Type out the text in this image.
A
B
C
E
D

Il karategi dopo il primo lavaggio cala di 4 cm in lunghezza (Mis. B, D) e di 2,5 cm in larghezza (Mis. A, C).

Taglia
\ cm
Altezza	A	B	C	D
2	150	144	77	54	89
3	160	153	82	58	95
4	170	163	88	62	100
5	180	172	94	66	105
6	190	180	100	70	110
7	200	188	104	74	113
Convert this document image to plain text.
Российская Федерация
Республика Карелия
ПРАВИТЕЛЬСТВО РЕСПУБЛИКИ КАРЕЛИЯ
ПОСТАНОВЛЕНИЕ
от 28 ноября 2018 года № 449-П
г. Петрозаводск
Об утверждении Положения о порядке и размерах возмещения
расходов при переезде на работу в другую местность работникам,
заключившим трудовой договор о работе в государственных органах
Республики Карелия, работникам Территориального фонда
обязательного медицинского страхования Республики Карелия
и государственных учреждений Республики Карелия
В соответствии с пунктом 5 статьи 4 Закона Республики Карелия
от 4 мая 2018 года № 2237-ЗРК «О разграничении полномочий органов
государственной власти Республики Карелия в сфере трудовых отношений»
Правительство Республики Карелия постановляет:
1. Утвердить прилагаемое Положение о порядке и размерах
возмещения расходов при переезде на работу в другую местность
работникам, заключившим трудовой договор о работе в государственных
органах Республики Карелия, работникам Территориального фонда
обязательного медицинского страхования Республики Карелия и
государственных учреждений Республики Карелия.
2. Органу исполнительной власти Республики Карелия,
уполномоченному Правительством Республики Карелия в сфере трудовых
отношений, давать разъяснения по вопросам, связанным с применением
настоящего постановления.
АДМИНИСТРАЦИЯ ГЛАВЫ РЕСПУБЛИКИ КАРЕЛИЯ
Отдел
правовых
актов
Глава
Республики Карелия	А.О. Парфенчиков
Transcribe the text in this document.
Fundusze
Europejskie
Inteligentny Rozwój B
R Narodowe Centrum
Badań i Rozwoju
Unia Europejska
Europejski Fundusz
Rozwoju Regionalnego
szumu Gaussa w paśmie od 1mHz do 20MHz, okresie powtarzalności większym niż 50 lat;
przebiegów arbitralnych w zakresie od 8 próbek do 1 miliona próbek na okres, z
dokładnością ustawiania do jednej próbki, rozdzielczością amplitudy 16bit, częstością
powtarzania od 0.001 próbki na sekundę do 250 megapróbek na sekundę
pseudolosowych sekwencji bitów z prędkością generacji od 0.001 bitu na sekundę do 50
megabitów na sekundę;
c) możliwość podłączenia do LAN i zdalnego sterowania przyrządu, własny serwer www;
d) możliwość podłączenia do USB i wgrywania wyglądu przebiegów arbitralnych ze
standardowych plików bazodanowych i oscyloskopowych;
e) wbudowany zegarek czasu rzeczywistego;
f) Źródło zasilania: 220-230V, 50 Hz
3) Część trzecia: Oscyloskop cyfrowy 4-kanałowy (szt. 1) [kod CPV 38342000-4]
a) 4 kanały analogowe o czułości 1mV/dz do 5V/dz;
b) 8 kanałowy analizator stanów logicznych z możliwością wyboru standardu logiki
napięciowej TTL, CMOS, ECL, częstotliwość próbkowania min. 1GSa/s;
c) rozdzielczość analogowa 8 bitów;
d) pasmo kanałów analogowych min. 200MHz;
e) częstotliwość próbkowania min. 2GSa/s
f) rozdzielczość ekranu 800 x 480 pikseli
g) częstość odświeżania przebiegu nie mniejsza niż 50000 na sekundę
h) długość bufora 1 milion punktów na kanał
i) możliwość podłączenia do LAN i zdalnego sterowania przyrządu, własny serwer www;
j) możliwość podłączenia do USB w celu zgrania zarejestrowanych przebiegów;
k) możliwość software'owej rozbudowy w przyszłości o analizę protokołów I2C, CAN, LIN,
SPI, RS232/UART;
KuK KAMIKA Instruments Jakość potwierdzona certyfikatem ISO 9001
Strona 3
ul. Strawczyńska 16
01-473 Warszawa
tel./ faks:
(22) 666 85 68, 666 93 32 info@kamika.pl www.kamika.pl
== == ==
#### TASK INSTRUCTIONS
Only the lines from the one containing "Transcribe the text in this document." to the end of the listing belong in the output, each reproduced exactly.

#### EXERCISE ANSWER
Transcribe the text in this document.
Fundusze
Europejskie
Inteligentny Rozwój B
R Narodowe Centrum
Badań i Rozwoju
Unia Europejska
Europejski Fundusz
Rozwoju Regionalnego
szumu Gaussa w paśmie od 1mHz do 20MHz, okresie powtarzalności większym niż 50 lat;
przebiegów arbitralnych w zakresie od 8 próbek do 1 miliona próbek na okres, z
dokładnością ustawiania do jednej próbki, rozdzielczością amplitudy 16bit, częstością
powtarzania od 0.001 próbki na sekundę do 250 megapróbek na sekundę
pseudolosowych sekwencji bitów z prędkością generacji od 0.001 bitu na sekundę do 50
megabitów na sekundę;
c) możliwość podłączenia do LAN i zdalnego sterowania przyrządu, własny serwer www;
d) możliwość podłączenia do USB i wgrywania wyglądu przebiegów arbitralnych ze
standardowych plików bazodanowych i oscyloskopowych;
e) wbudowany zegarek czasu rzeczywistego;
f) Źródło zasilania: 220-230V, 50 Hz
3) Część trzecia: Oscyloskop cyfrowy 4-kanałowy (szt. 1) [kod CPV 38342000-4]
a) 4 kanały analogowe o czułości 1mV/dz do 5V/dz;
b) 8 kanałowy analizator stanów logicznych z możliwością wyboru standardu logiki
napięciowej TTL, CMOS, ECL, częstotliwość próbkowania min. 1GSa/s;
c) rozdzielczość analogowa 8 bitów;
d) pasmo kanałów analogowych min. 200MHz;
e) częstotliwość próbkowania min. 2GSa/s
f) rozdzielczość ekranu 800 x 480 pikseli
g) częstość odświeżania przebiegu nie mniejsza niż 50000 na sekundę
h) długość bufora 1 milion punktów na kanał
i) możliwość podłączenia do LAN i zdalnego sterowania przyrządu, własny serwer www;
j) możliwość podłączenia do USB w celu zgrania zarejestrowanych przebiegów;
k) możliwość software'owej rozbudowy w przyszłości o analizę protokołów I2C, CAN, LIN,
SPI, RS232/UART;
KuK KAMIKA Instruments Jakość potwierdzona certyfikatem ISO 9001
Strona 3
ul. Strawczyńska 16
01-473 Warszawa
tel./ faks:
(22) 666 85 68, 666 93 32 info@kamika.pl www.kamika.pl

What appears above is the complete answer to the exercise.